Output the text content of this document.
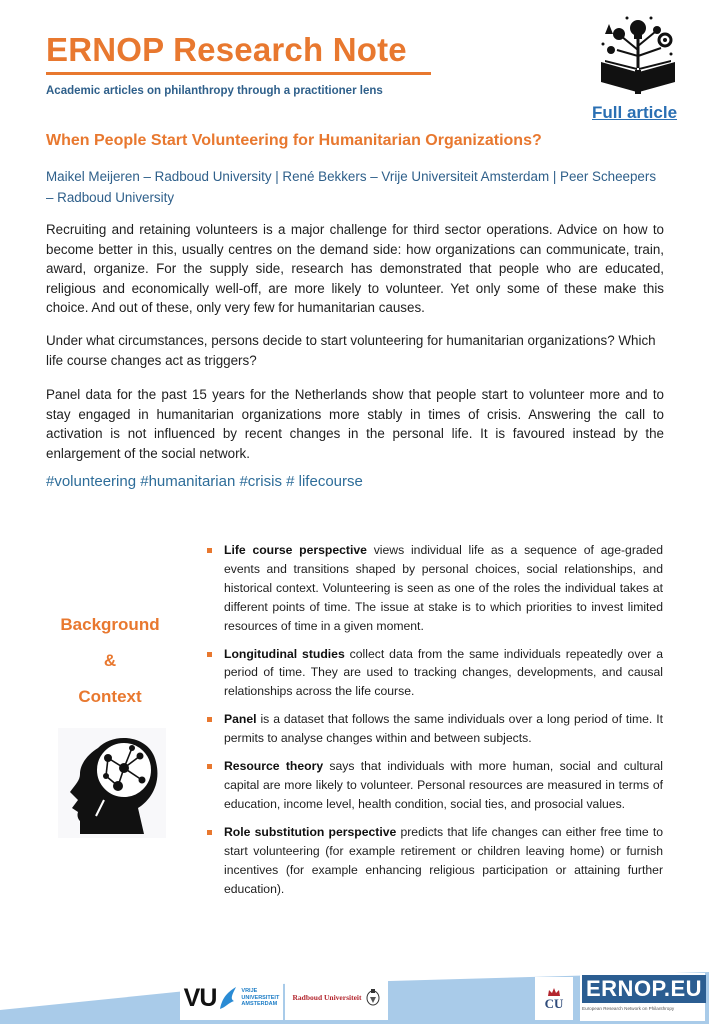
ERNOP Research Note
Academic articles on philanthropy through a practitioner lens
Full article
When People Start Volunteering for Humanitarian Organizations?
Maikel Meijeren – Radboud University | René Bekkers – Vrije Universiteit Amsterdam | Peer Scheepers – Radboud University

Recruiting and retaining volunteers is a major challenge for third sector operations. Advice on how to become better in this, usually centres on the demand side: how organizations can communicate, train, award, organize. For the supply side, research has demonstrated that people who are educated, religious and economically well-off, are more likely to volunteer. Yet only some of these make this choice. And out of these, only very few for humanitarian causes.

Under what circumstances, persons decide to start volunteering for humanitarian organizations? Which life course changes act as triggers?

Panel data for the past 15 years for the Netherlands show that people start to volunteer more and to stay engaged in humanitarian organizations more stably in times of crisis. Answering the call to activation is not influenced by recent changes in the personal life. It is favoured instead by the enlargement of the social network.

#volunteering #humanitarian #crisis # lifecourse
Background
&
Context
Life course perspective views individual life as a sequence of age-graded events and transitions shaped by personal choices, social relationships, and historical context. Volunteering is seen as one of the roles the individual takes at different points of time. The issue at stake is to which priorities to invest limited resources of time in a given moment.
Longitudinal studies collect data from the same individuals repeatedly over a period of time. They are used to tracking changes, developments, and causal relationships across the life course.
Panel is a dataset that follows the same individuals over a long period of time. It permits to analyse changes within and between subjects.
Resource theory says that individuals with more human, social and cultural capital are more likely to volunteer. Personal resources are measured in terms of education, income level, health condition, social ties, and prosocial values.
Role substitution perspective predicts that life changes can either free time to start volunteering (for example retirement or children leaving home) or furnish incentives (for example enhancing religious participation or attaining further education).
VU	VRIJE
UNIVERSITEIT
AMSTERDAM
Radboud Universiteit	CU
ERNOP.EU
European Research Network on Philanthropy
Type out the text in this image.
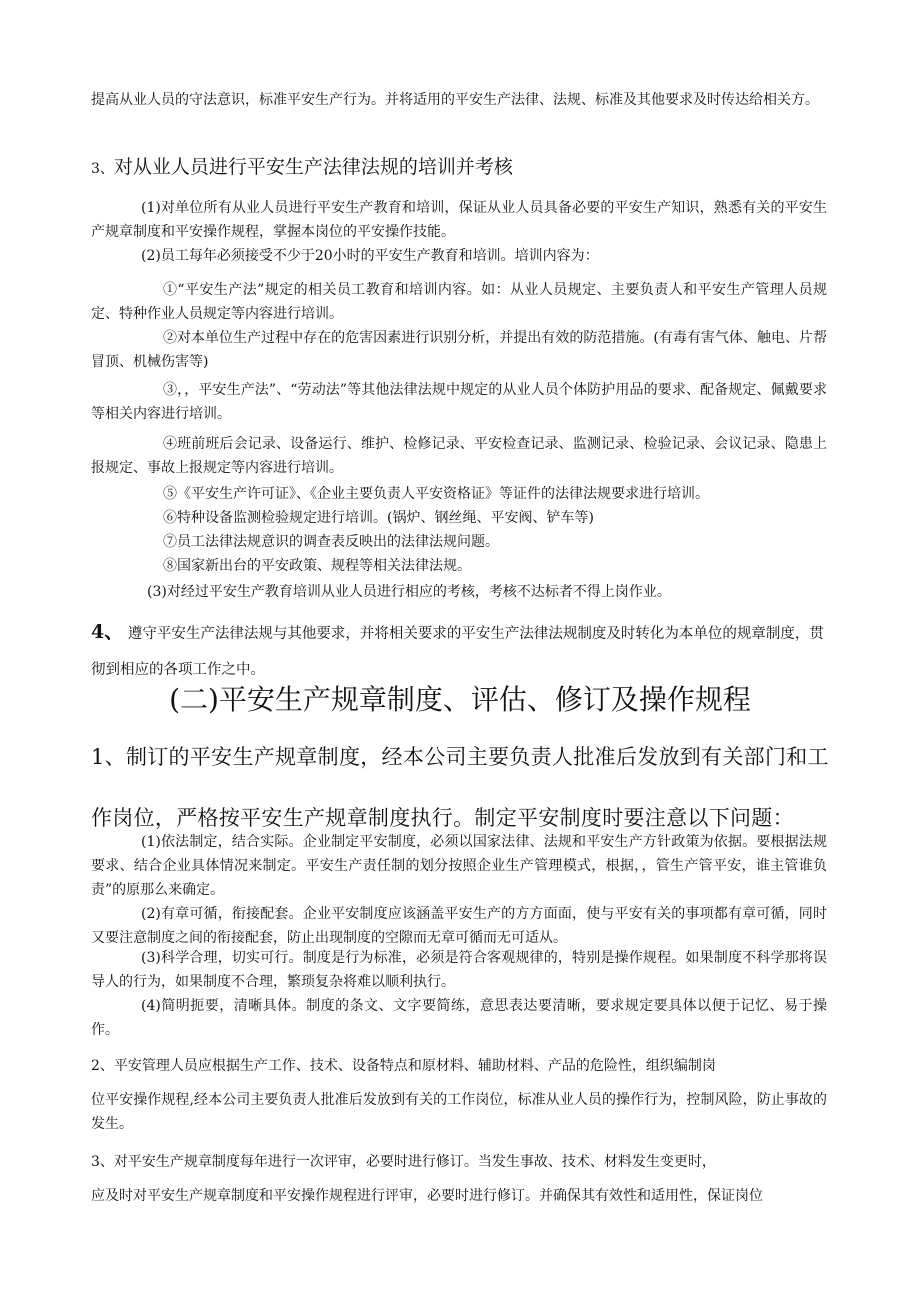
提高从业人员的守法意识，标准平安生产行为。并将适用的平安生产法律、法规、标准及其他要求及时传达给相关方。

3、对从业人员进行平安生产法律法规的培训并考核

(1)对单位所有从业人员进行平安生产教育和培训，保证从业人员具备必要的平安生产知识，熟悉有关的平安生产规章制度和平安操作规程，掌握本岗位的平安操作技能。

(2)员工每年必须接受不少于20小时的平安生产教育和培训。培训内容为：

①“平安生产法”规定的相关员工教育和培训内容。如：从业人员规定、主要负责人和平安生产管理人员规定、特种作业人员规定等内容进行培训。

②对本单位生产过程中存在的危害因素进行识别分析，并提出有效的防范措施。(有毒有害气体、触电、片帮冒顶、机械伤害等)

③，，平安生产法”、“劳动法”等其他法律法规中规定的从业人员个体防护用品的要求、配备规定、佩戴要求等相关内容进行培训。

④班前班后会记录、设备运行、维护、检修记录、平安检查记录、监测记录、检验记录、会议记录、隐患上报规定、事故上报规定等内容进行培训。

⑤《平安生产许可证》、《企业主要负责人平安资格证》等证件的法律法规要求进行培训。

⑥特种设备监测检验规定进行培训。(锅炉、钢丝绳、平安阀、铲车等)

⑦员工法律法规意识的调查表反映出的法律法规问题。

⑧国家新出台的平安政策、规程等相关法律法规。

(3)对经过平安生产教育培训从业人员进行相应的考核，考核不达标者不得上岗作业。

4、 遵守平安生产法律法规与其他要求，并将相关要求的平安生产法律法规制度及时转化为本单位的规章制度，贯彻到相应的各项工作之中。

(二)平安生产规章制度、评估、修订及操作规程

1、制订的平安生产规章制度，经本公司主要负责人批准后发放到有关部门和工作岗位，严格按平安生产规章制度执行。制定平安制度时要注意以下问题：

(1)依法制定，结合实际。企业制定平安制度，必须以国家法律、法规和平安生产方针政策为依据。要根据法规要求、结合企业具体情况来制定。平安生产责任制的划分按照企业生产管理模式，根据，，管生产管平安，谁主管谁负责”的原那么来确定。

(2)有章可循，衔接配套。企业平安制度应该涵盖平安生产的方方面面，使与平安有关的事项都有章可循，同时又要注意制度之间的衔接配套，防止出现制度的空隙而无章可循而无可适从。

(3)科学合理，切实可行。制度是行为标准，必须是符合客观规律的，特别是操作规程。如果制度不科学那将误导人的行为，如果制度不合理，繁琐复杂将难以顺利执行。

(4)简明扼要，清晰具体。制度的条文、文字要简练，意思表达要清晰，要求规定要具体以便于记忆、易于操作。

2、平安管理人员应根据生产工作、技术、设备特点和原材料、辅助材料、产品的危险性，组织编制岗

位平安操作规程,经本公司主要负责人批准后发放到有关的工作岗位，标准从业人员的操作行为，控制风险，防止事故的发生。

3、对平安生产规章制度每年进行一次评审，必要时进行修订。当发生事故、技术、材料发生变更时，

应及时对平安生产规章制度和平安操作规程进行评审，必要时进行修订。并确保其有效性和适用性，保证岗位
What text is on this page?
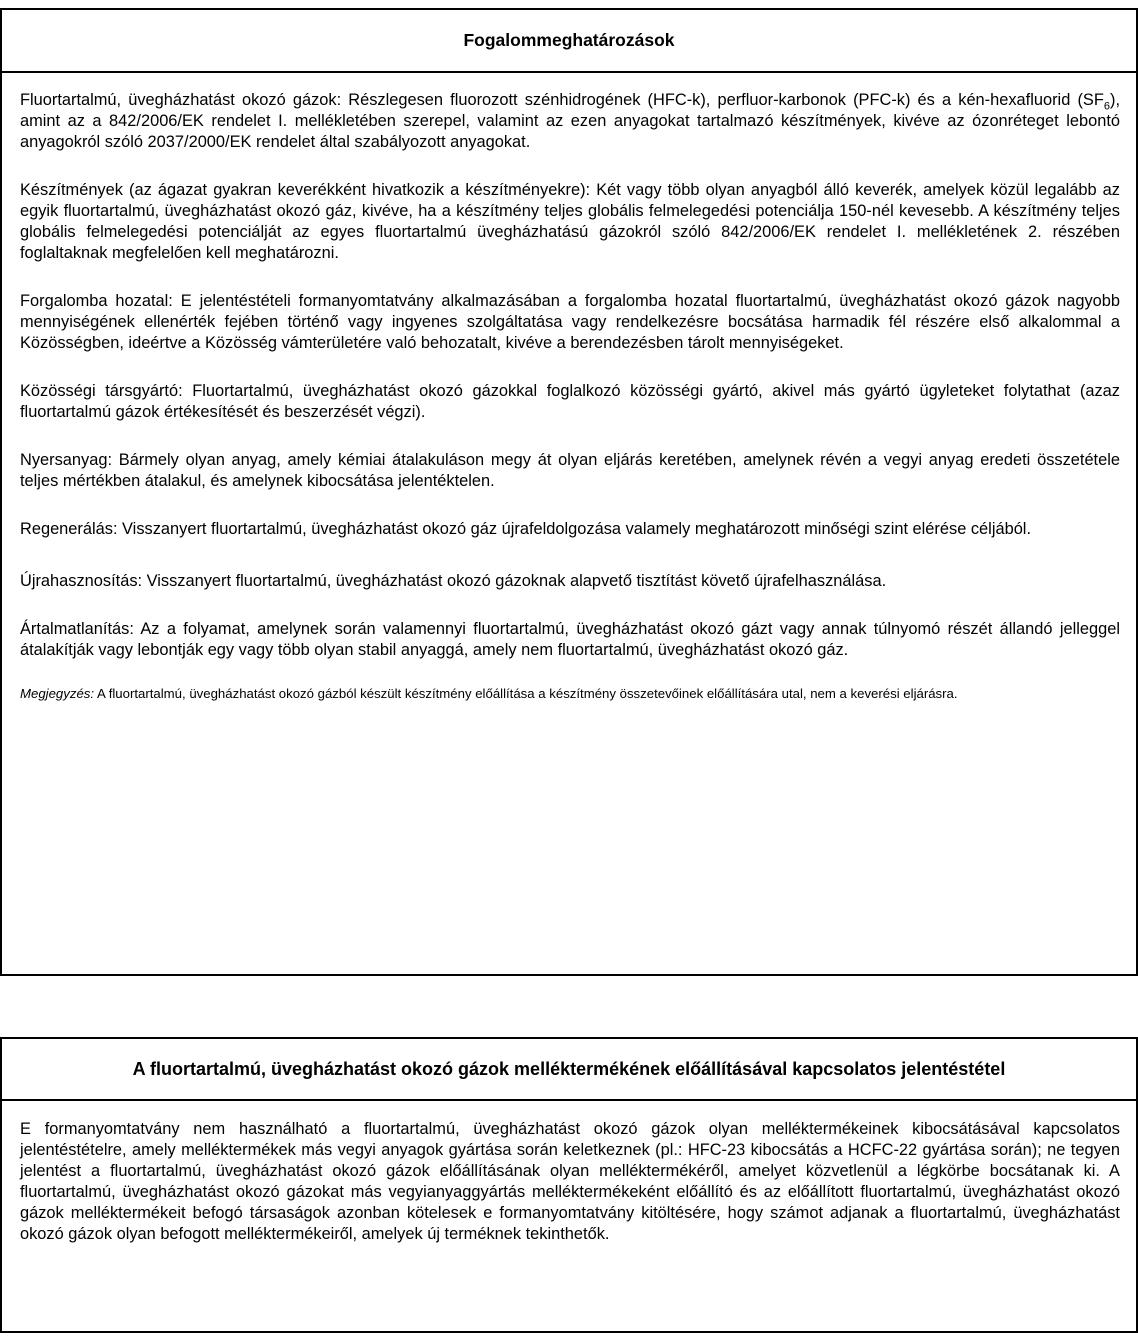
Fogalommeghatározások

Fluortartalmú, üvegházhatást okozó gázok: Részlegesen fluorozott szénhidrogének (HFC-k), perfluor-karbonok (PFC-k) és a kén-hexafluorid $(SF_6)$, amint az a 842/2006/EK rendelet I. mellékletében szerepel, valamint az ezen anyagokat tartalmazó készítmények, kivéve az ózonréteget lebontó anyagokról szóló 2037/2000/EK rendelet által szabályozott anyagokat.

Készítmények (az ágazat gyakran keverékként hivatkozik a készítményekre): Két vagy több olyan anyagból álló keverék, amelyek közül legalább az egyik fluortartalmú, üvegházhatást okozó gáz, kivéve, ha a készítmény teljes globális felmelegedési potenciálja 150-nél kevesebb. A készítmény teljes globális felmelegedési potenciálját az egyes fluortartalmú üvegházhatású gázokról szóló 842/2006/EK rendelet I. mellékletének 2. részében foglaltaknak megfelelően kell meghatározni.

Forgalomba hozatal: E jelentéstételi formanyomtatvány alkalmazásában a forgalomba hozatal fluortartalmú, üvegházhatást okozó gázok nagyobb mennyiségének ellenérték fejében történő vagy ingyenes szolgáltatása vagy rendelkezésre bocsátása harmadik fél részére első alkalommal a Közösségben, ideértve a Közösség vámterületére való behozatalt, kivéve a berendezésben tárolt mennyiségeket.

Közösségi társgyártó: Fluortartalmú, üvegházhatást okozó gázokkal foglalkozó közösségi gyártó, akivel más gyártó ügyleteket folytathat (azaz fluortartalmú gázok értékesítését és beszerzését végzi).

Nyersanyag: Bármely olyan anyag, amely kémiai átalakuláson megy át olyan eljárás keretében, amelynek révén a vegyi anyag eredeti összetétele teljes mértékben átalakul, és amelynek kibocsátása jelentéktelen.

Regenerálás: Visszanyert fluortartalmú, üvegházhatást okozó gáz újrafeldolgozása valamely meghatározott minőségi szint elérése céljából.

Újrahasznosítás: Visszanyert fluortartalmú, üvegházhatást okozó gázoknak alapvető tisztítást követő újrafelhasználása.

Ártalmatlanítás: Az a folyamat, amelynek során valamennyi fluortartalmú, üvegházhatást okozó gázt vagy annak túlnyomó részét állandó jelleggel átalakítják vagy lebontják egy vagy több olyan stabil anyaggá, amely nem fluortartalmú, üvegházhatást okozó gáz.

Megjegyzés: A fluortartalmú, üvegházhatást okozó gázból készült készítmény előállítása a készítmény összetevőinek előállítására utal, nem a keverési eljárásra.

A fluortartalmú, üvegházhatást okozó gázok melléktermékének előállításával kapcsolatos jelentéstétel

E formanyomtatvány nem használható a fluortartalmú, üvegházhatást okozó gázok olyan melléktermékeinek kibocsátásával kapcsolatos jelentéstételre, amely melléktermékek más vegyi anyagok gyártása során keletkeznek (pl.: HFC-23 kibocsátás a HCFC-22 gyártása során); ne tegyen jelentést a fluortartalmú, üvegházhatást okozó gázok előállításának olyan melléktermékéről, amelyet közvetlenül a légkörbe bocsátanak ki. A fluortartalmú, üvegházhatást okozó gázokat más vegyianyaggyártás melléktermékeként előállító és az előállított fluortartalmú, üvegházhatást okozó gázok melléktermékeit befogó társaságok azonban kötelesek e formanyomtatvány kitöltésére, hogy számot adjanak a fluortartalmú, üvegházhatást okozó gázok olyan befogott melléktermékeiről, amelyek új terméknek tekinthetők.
┄┄┄┄┄┄
> _SHORT EXERCISE_:
Look through the data above. Copy every line with the string "perspective" in it.

> _FINISHED ANSWER_:
Life course perspective views individual life as a sequence of age-graded events and transitions shaped by personal choices, social relationships, and historical context. Volunteering is seen as one of the roles the individual takes at different points of time. The issue at stake is to which priorities to invest limited resources of time in a given moment.
Role substitution perspective predicts that life changes can either free time to start volunteering (for example retirement or children leaving home) or furnish incentives (for example enhancing religious participation or attaining further education).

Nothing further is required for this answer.